(Items listed in a dataset)
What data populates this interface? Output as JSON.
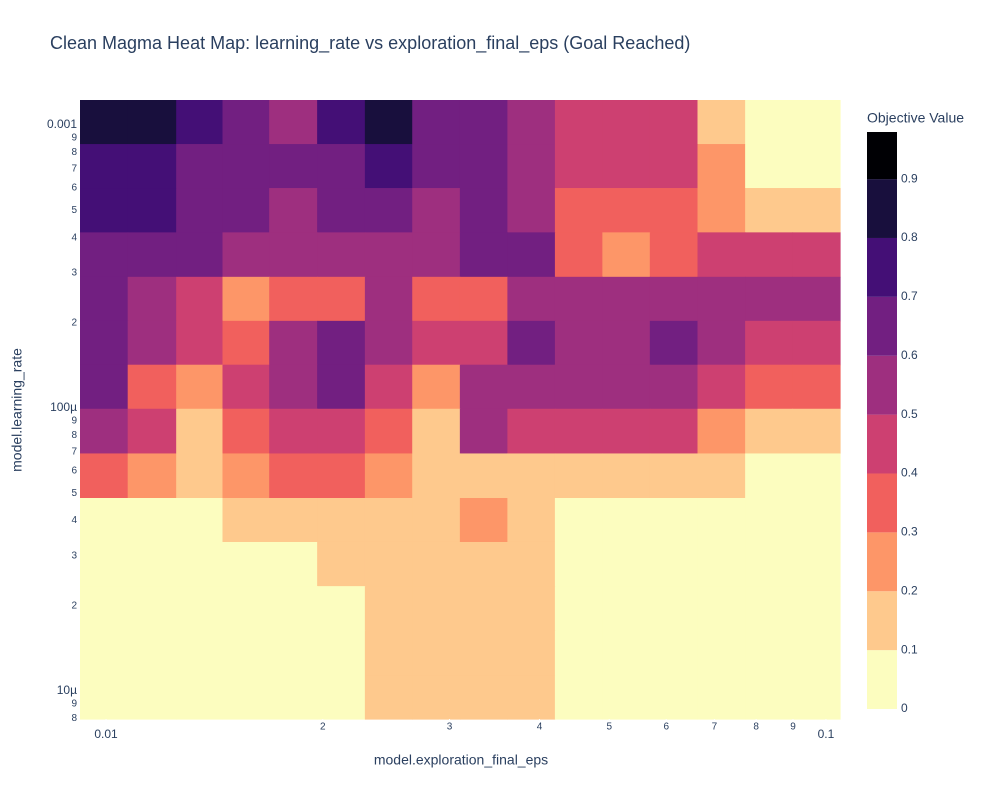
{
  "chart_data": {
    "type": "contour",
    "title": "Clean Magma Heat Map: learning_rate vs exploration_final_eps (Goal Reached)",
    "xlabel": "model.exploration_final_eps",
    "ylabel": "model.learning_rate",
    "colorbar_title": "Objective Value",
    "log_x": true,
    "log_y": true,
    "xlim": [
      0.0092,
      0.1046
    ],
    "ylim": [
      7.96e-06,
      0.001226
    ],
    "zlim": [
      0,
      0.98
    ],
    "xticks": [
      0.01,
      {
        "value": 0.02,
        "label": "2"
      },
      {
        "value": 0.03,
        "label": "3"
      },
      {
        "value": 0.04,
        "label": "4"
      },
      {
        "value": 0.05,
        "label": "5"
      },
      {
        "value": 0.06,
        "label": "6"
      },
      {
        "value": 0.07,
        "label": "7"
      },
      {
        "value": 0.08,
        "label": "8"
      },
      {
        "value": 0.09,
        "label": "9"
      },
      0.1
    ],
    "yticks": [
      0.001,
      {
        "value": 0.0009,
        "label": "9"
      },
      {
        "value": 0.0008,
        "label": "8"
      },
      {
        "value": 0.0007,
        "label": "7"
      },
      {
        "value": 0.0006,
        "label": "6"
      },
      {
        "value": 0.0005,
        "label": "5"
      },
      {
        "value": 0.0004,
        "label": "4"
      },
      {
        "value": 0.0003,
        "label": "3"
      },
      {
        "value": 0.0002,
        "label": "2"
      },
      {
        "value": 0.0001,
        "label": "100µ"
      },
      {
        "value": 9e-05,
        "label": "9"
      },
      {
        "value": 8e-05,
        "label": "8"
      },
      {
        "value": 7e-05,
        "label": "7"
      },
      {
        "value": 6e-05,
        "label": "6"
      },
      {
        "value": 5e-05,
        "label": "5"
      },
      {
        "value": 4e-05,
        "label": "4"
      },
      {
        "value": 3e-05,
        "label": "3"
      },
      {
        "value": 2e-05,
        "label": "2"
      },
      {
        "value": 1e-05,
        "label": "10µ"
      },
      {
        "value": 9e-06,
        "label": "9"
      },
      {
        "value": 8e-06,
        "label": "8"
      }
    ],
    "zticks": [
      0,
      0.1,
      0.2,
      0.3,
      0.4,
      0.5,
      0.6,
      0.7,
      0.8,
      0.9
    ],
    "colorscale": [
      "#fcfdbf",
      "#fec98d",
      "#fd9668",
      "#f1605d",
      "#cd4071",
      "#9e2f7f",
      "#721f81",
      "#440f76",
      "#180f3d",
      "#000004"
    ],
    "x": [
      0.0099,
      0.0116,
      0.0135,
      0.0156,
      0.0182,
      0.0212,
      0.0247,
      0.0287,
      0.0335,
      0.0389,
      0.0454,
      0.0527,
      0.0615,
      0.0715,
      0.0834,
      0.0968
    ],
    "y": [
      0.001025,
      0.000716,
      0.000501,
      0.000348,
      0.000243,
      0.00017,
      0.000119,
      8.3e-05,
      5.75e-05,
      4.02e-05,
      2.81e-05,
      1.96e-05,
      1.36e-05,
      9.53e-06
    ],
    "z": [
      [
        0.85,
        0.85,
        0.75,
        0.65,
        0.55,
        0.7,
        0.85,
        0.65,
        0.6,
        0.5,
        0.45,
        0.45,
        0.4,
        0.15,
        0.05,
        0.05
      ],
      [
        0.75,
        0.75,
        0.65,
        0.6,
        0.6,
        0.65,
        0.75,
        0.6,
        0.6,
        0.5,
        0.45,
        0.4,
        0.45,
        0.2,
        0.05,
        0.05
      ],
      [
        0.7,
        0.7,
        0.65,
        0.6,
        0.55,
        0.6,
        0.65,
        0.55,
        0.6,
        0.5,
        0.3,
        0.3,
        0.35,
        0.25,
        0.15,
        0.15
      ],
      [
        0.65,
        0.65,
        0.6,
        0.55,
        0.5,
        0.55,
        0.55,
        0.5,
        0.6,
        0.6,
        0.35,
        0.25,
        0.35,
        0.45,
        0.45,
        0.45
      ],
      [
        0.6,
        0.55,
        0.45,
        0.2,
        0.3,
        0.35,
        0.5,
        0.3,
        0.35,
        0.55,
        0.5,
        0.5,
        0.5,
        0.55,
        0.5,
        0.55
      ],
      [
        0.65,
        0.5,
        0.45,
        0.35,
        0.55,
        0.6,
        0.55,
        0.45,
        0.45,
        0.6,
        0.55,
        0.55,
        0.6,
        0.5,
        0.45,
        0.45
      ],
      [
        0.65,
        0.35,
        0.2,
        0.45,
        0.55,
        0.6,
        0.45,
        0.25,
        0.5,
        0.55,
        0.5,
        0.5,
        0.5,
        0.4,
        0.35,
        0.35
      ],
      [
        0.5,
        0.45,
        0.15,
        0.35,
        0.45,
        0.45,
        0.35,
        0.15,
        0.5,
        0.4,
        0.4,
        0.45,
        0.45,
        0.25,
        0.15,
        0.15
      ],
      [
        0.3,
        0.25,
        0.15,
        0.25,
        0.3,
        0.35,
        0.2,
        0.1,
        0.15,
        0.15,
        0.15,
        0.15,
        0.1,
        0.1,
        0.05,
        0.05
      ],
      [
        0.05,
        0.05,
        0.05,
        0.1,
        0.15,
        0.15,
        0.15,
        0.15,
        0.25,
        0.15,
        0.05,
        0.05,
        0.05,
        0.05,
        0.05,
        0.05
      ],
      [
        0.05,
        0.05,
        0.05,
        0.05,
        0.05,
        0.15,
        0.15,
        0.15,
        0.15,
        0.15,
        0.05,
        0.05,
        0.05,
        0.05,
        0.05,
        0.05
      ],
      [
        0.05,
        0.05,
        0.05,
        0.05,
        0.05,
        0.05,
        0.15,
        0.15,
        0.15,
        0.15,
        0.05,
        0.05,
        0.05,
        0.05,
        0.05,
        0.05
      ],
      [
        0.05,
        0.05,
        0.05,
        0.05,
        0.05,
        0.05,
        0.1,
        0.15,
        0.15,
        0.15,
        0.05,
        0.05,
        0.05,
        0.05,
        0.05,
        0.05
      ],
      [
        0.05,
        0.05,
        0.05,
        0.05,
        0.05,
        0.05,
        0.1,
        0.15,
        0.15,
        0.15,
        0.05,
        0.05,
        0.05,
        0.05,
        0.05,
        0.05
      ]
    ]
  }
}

GOAL OF THE EXERCISE: Without including any pictures, reproduce the listing exactly.

ANSWER TO THE PROBLEM:
What data populates this interface? Output as JSON.
{
  "chart_data": {
    "type": "contour",
    "title": "Clean Magma Heat Map: learning_rate vs exploration_final_eps (Goal Reached)",
    "xlabel": "model.exploration_final_eps",
    "ylabel": "model.learning_rate",
    "colorbar_title": "Objective Value",
    "log_x": true,
    "log_y": true,
    "xlim": [
      0.0092,
      0.1046
    ],
    "ylim": [
      7.96e-06,
      0.001226
    ],
    "zlim": [
      0,
      0.98
    ],
    "xticks": [
      0.01,
      {
        "value": 0.02,
        "label": "2"
      },
      {
        "value": 0.03,
        "label": "3"
      },
      {
        "value": 0.04,
        "label": "4"
      },
      {
        "value": 0.05,
        "label": "5"
      },
      {
        "value": 0.06,
        "label": "6"
      },
      {
        "value": 0.07,
        "label": "7"
      },
      {
        "value": 0.08,
        "label": "8"
      },
      {
        "value": 0.09,
        "label": "9"
      },
      0.1
    ],
    "yticks": [
      0.001,
      {
        "value": 0.0009,
        "label": "9"
      },
      {
        "value": 0.0008,
        "label": "8"
      },
      {
        "value": 0.0007,
        "label": "7"
      },
      {
        "value": 0.0006,
        "label": "6"
      },
      {
        "value": 0.0005,
        "label": "5"
      },
      {
        "value": 0.0004,
        "label": "4"
      },
      {
        "value": 0.0003,
        "label": "3"
      },
      {
        "value": 0.0002,
        "label": "2"
      },
      {
        "value": 0.0001,
        "label": "100µ"
      },
      {
        "value": 9e-05,
        "label": "9"
      },
      {
        "value": 8e-05,
        "label": "8"
      },
      {
        "value": 7e-05,
        "label": "7"
      },
      {
        "value": 6e-05,
        "label": "6"
      },
      {
        "value": 5e-05,
        "label": "5"
      },
      {
        "value": 4e-05,
        "label": "4"
      },
      {
        "value": 3e-05,
        "label": "3"
      },
      {
        "value": 2e-05,
        "label": "2"
      },
      {
        "value": 1e-05,
        "label": "10µ"
      },
      {
        "value": 9e-06,
        "label": "9"
      },
      {
        "value": 8e-06,
        "label": "8"
      }
    ],
    "zticks": [
      0,
      0.1,
      0.2,
      0.3,
      0.4,
      0.5,
      0.6,
      0.7,
      0.8,
      0.9
    ],
    "colorscale": [
      "#fcfdbf",
      "#fec98d",
      "#fd9668",
      "#f1605d",
      "#cd4071",
      "#9e2f7f",
      "#721f81",
      "#440f76",
      "#180f3d",
      "#000004"
    ],
    "x": [
      0.0099,
      0.0116,
      0.0135,
      0.0156,
      0.0182,
      0.0212,
      0.0247,
      0.0287,
      0.0335,
      0.0389,
      0.0454,
      0.0527,
      0.0615,
      0.0715,
      0.0834,
      0.0968
    ],
    "y": [
      0.001025,
      0.000716,
      0.000501,
      0.000348,
      0.000243,
      0.00017,
      0.000119,
      8.3e-05,
      5.75e-05,
      4.02e-05,
      2.81e-05,
      1.96e-05,
      1.36e-05,
      9.53e-06
    ],
    "z": [
      [
        0.85,
        0.85,
        0.75,
        0.65,
        0.55,
        0.7,
        0.85,
        0.65,
        0.6,
        0.5,
        0.45,
        0.45,
        0.4,
        0.15,
        0.05,
        0.05
      ],
      [
        0.75,
        0.75,
        0.65,
        0.6,
        0.6,
        0.65,
        0.75,
        0.6,
        0.6,
        0.5,
        0.45,
        0.4,
        0.45,
        0.2,
        0.05,
        0.05
      ],
      [
        0.7,
        0.7,
        0.65,
        0.6,
        0.55,
        0.6,
        0.65,
        0.55,
        0.6,
        0.5,
        0.3,
        0.3,
        0.35,
        0.25,
        0.15,
        0.15
      ],
      [
        0.65,
        0.65,
        0.6,
        0.55,
        0.5,
        0.55,
        0.55,
        0.5,
        0.6,
        0.6,
        0.35,
        0.25,
        0.35,
        0.45,
        0.45,
        0.45
      ],
      [
        0.6,
        0.55,
        0.45,
        0.2,
        0.3,
        0.35,
        0.5,
        0.3,
        0.35,
        0.55,
        0.5,
        0.5,
        0.5,
        0.55,
        0.5,
        0.55
      ],
      [
        0.65,
        0.5,
        0.45,
        0.35,
        0.55,
        0.6,
        0.55,
        0.45,
        0.45,
        0.6,
        0.55,
        0.55,
        0.6,
        0.5,
        0.45,
        0.45
      ],
      [
        0.65,
        0.35,
        0.2,
        0.45,
        0.55,
        0.6,
        0.45,
        0.25,
        0.5,
        0.55,
        0.5,
        0.5,
        0.5,
        0.4,
        0.35,
        0.35
      ],
      [
        0.5,
        0.45,
        0.15,
        0.35,
        0.45,
        0.45,
        0.35,
        0.15,
        0.5,
        0.4,
        0.4,
        0.45,
        0.45,
        0.25,
        0.15,
        0.15
      ],
      [
        0.3,
        0.25,
        0.15,
        0.25,
        0.3,
        0.35,
        0.2,
        0.1,
        0.15,
        0.15,
        0.15,
        0.15,
        0.1,
        0.1,
        0.05,
        0.05
      ],
      [
        0.05,
        0.05,
        0.05,
        0.1,
        0.15,
        0.15,
        0.15,
        0.15,
        0.25,
        0.15,
        0.05,
        0.05,
        0.05,
        0.05,
        0.05,
        0.05
      ],
      [
        0.05,
        0.05,
        0.05,
        0.05,
        0.05,
        0.15,
        0.15,
        0.15,
        0.15,
        0.15,
        0.05,
        0.05,
        0.05,
        0.05,
        0.05,
        0.05
      ],
      [
        0.05,
        0.05,
        0.05,
        0.05,
        0.05,
        0.05,
        0.15,
        0.15,
        0.15,
        0.15,
        0.05,
        0.05,
        0.05,
        0.05,
        0.05,
        0.05
      ],
      [
        0.05,
        0.05,
        0.05,
        0.05,
        0.05,
        0.05,
        0.1,
        0.15,
        0.15,
        0.15,
        0.05,
        0.05,
        0.05,
        0.05,
        0.05,
        0.05
      ],
      [
        0.05,
        0.05,
        0.05,
        0.05,
        0.05,
        0.05,
        0.1,
        0.15,
        0.15,
        0.15,
        0.05,
        0.05,
        0.05,
        0.05,
        0.05,
        0.05
      ]
    ]
  }
}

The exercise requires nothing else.